### Set problem
Locate the string "value" throughout the material and copy every line in which it occurs.

=== Data shown ===

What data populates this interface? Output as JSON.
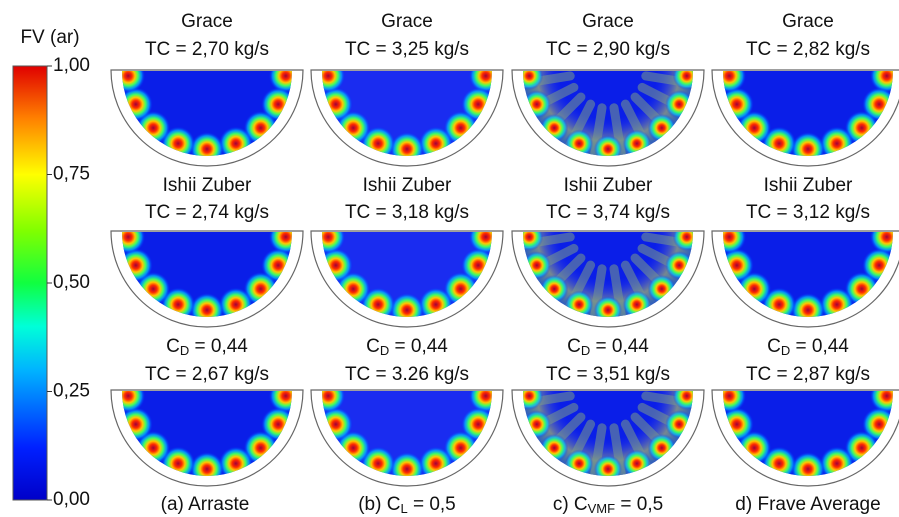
{
  "colorbar": {
    "title": "FV (ar)",
    "lim": [
      0,
      1
    ],
    "ticks": [
      {
        "value": 0,
        "label": "0,00"
      },
      {
        "value": 0.25,
        "label": "0,25"
      },
      {
        "value": 0.5,
        "label": "0,50"
      },
      {
        "value": 0.75,
        "label": "0,75"
      },
      {
        "value": 1,
        "label": "1,00"
      }
    ]
  },
  "rows": [
    {
      "panels": [
        {
          "model": {
            "text": "Grace"
          },
          "tc": "TC = 2,70 kg/s"
        },
        {
          "model": {
            "text": "Grace"
          },
          "tc": "TC = 3,25 kg/s"
        },
        {
          "model": {
            "text": "Grace"
          },
          "tc": "TC = 2,90 kg/s"
        },
        {
          "model": {
            "text": "Grace"
          },
          "tc": "TC = 2,82 kg/s"
        }
      ]
    },
    {
      "panels": [
        {
          "model": {
            "text": "Ishii  Zuber"
          },
          "tc": "TC = 2,74 kg/s"
        },
        {
          "model": {
            "text": "Ishii  Zuber"
          },
          "tc": "TC = 3,18 kg/s"
        },
        {
          "model": {
            "text": "Ishii  Zuber"
          },
          "tc": "TC = 3,74 kg/s"
        },
        {
          "model": {
            "text": "Ishii  Zuber"
          },
          "tc": "TC = 3,12 kg/s"
        }
      ]
    },
    {
      "panels": [
        {
          "model": {
            "base": "C",
            "sub": "D",
            "tail": " = 0,44"
          },
          "tc": "TC = 2,67 kg/s"
        },
        {
          "model": {
            "base": "C",
            "sub": "D",
            "tail": " = 0,44"
          },
          "tc": "TC = 3.26 kg/s"
        },
        {
          "model": {
            "base": "C",
            "sub": "D",
            "tail": " = 0,44"
          },
          "tc": "TC = 3,51 kg/s"
        },
        {
          "model": {
            "base": "C",
            "sub": "D",
            "tail": " = 0,44"
          },
          "tc": "TC = 2,87 kg/s"
        }
      ]
    }
  ],
  "captions": [
    {
      "text": "(a) Arraste"
    },
    {
      "base": "(b) C",
      "sub": "L",
      "tail": " = 0,5"
    },
    {
      "base": "c) C",
      "sub": "VMF",
      "tail": " = 0,5"
    },
    {
      "text": "d) Frave Average"
    }
  ]
}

===

### Written solution
        "value": 0,
        "value": 0.25,
        "value": 0.5,
        "value": 0.75,
        "value": 1,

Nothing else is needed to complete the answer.